**Goal:** Select every line holding the word "icon" and copy it.

^^^^^^^^

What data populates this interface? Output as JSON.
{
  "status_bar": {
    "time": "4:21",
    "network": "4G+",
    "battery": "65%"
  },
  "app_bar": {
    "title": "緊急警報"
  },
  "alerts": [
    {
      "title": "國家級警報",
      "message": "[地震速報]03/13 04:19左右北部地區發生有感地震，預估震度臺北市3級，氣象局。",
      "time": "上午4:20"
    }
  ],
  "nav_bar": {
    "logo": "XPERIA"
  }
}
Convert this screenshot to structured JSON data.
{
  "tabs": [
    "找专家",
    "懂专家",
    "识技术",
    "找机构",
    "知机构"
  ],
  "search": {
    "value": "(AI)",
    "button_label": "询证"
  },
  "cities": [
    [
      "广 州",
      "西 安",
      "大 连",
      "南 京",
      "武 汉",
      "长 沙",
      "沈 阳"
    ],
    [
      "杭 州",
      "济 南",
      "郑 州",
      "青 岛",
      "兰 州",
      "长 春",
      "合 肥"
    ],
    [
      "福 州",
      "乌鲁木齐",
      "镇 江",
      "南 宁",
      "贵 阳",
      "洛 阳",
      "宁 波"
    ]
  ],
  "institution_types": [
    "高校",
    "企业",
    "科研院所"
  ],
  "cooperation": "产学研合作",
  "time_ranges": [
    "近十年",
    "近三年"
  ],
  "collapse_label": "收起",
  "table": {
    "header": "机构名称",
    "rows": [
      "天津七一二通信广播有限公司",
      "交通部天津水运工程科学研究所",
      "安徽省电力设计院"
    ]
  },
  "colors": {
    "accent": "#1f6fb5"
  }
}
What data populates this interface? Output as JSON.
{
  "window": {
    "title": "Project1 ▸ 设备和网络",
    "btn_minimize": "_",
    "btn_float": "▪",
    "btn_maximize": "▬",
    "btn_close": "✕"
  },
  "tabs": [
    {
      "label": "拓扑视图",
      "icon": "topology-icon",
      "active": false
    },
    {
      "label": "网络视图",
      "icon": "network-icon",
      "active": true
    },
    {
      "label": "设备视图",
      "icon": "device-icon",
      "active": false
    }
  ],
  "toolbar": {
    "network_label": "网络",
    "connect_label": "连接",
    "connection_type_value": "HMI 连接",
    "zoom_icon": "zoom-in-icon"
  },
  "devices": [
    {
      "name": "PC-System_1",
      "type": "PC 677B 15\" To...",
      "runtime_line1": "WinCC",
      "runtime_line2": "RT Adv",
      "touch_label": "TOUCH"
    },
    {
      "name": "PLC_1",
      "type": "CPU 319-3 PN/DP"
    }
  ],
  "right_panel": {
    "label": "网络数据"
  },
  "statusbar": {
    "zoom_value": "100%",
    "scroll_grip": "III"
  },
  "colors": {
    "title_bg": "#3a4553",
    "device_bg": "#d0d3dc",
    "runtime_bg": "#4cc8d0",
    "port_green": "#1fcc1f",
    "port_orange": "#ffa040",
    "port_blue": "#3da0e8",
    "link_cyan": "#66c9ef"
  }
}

^^^^^^^^

**Solution below:**
      "icon": "topology-icon",
      "icon": "network-icon",
      "icon": "device-icon",
    "zoom_icon": "zoom-in-icon"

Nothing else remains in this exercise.